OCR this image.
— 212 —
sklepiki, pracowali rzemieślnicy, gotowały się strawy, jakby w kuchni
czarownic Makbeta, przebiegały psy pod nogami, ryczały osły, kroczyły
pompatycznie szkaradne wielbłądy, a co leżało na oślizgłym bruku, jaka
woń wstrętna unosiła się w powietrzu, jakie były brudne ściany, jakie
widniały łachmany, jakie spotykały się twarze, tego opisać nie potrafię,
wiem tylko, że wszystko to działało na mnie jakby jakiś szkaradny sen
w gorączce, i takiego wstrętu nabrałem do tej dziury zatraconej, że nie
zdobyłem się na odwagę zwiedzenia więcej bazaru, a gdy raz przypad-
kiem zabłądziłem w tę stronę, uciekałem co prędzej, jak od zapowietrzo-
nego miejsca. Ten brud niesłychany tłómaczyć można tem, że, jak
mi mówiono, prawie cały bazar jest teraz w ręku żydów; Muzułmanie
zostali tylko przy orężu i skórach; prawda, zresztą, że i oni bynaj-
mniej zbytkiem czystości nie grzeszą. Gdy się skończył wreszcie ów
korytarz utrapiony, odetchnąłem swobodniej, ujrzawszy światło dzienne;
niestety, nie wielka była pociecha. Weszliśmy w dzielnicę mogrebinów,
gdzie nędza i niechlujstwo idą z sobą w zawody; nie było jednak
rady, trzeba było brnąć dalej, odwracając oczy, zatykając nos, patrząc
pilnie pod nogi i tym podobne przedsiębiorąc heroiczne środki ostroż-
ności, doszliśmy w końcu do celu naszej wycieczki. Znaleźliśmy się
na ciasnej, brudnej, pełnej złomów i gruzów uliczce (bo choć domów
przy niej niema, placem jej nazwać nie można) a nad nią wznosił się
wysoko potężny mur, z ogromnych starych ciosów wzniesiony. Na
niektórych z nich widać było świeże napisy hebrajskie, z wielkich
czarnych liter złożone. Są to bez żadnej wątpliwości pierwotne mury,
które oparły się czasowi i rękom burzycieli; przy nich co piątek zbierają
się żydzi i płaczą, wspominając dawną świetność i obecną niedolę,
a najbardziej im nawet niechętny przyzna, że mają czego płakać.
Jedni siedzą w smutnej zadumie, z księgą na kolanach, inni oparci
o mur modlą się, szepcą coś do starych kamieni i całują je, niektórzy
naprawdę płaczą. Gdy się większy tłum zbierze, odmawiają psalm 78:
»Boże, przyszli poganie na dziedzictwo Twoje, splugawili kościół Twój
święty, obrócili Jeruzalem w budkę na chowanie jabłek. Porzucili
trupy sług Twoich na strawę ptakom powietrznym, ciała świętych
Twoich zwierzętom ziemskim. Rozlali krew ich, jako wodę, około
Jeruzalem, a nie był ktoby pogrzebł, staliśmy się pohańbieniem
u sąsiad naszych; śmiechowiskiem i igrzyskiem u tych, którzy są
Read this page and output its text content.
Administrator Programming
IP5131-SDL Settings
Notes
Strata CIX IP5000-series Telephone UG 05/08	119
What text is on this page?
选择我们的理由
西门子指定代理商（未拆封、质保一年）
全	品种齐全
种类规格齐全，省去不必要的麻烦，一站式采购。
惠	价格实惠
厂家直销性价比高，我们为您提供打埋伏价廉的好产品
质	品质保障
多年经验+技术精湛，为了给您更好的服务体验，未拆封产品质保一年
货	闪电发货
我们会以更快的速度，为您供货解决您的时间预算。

*SHORT EXERCISE:*
Repeat, character for character, the lines from the one that holds "What text is on this page?" to the final line of the material, inclusive, and no other lines.

*TASK SOLUTION:*
What text is on this page?
选择我们的理由
西门子指定代理商（未拆封、质保一年）
全	品种齐全
种类规格齐全，省去不必要的麻烦，一站式采购。
惠	价格实惠
厂家直销性价比高，我们为您提供打埋伏价廉的好产品
质	品质保障
多年经验+技术精湛，为了给您更好的服务体验，未拆封产品质保一年
货	闪电发货
我们会以更快的速度，为您供货解决您的时间预算。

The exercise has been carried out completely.